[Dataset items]
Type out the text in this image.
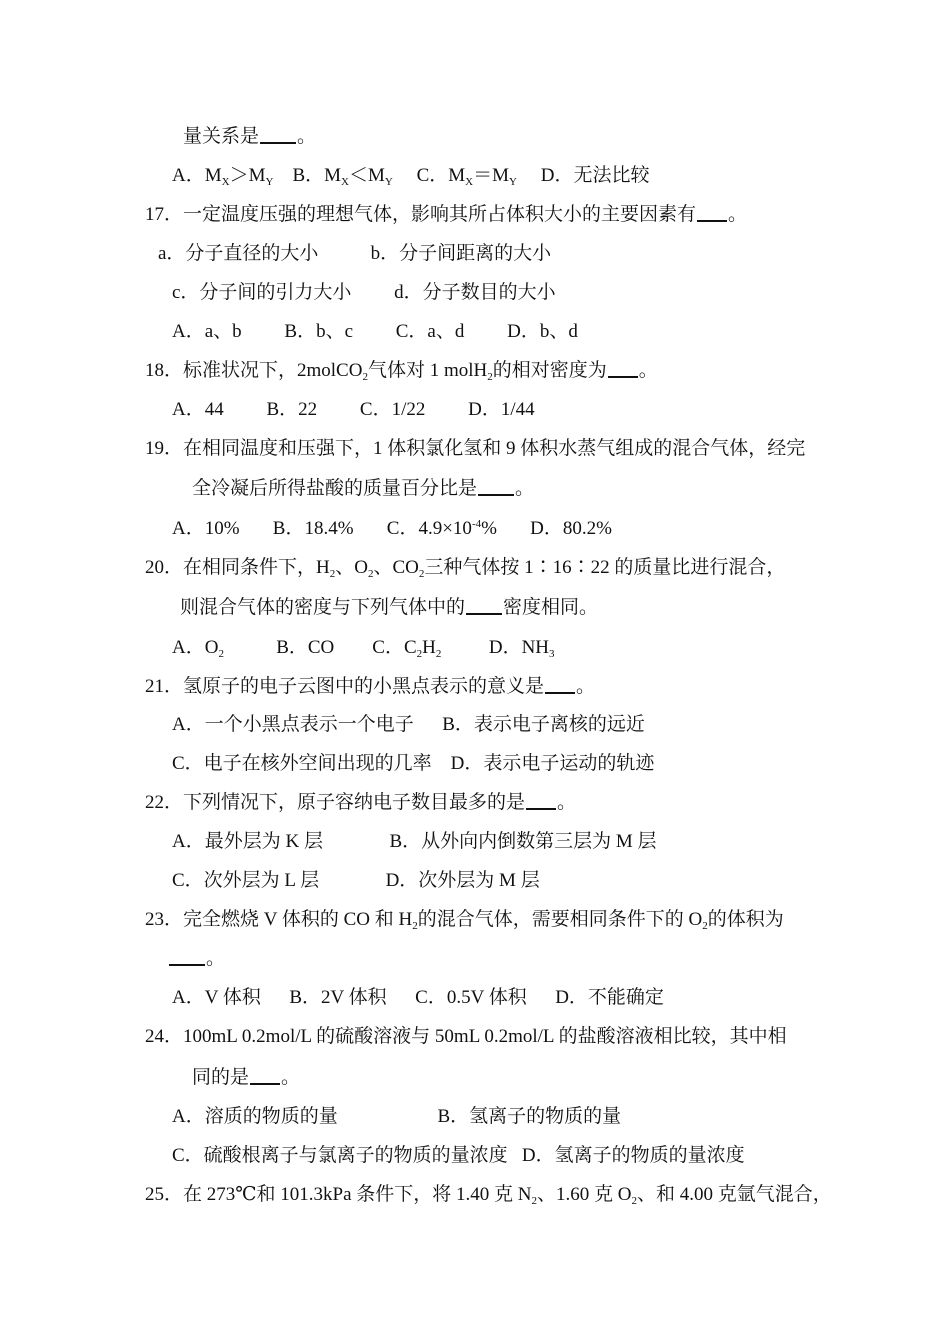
量关系是 。
A．$M_X>M_Y$    B．$M_X<M_Y$     C．$M_X=M_Y$     D．无法比较
17．一定温度压强的理想气体，影响其所占体积大小的主要因素有 。
a．分子直径的大小           b．分子间距离的大小
c．分子间的引力大小         d．分子数目的大小
A．a、b         B．b、c         C．a、d         D．b、d
18．标准状况下，2molCO$_2$气体对 1 molH$_2$的相对密度为 。
A．44         B．22         C．1/22         D．1/44
19．在相同温度和压强下，1 体积氯化氢和 9 体积水蒸气组成的混合气体，经完
全冷凝后所得盐酸的质量百分比是 。
A．10%       B．18.4%       C．$4.9\times 10^{-4}\%$       D．80.2%
20．在相同条件下，$H_2$、$O_2$、$CO_2$三种气体按 1∶16∶22 的质量比进行混合，
则混合气体的密度与下列气体中的 密度相同。
A．$O_2$           B．CO        C．$C_2H_2$          D．$NH_3$
21．氢原子的电子云图中的小黑点表示的意义是 。
A．一个小黑点表示一个电子      B．表示电子离核的远近
C．电子在核外空间出现的几率    D．表示电子运动的轨迹
22．下列情况下，原子容纳电子数目最多的是 。
A．最外层为 K 层              B．从外向内倒数第三层为 M 层
C．次外层为 L 层              D．次外层为 M 层
23．完全燃烧 V 体积的 CO 和 $H_2$的混合气体，需要相同条件下的 $O_2$的体积为
。
A．V 体积      B．2V 体积      C．0.5V 体积      D．不能确定
24．100mL 0.2mol/L 的硫酸溶液与 50mL 0.2mol/L 的盐酸溶液相比较，其中相
同的是 。
A．溶质的物质的量                     B．氢离子的物质的量
C．硫酸根离子与氯离子的物质的量浓度   D．氢离子的物质的量浓度
25．在 273℃和 101.3kPa 条件下，将 1.40 克 $N_2$、1.60 克 $O_2$、和 4.00 克氩气混合，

• **Given exercise**
Return the material exactly as given, apart from the pictures.

• **Response for this exercise**
Type out the text in this image.
量关系是 。
A．$M_X>M_Y$    B．$M_X<M_Y$     C．$M_X=M_Y$     D．无法比较
17．一定温度压强的理想气体，影响其所占体积大小的主要因素有 。
a．分子直径的大小           b．分子间距离的大小
c．分子间的引力大小         d．分子数目的大小
A．a、b         B．b、c         C．a、d         D．b、d
18．标准状况下，2molCO$_2$气体对 1 molH$_2$的相对密度为 。
A．44         B．22         C．1/22         D．1/44
19．在相同温度和压强下，1 体积氯化氢和 9 体积水蒸气组成的混合气体，经完
全冷凝后所得盐酸的质量百分比是 。
A．10%       B．18.4%       C．$4.9\times 10^{-4}\%$       D．80.2%
20．在相同条件下，$H_2$、$O_2$、$CO_2$三种气体按 1∶16∶22 的质量比进行混合，
则混合气体的密度与下列气体中的 密度相同。
A．$O_2$           B．CO        C．$C_2H_2$          D．$NH_3$
21．氢原子的电子云图中的小黑点表示的意义是 。
A．一个小黑点表示一个电子      B．表示电子离核的远近
C．电子在核外空间出现的几率    D．表示电子运动的轨迹
22．下列情况下，原子容纳电子数目最多的是 。
A．最外层为 K 层              B．从外向内倒数第三层为 M 层
C．次外层为 L 层              D．次外层为 M 层
23．完全燃烧 V 体积的 CO 和 $H_2$的混合气体，需要相同条件下的 $O_2$的体积为
。
A．V 体积      B．2V 体积      C．0.5V 体积      D．不能确定
24．100mL 0.2mol/L 的硫酸溶液与 50mL 0.2mol/L 的盐酸溶液相比较，其中相
同的是 。
A．溶质的物质的量                     B．氢离子的物质的量
C．硫酸根离子与氯离子的物质的量浓度   D．氢离子的物质的量浓度
25．在 273℃和 101.3kPa 条件下，将 1.40 克 $N_2$、1.60 克 $O_2$、和 4.00 克氩气混合，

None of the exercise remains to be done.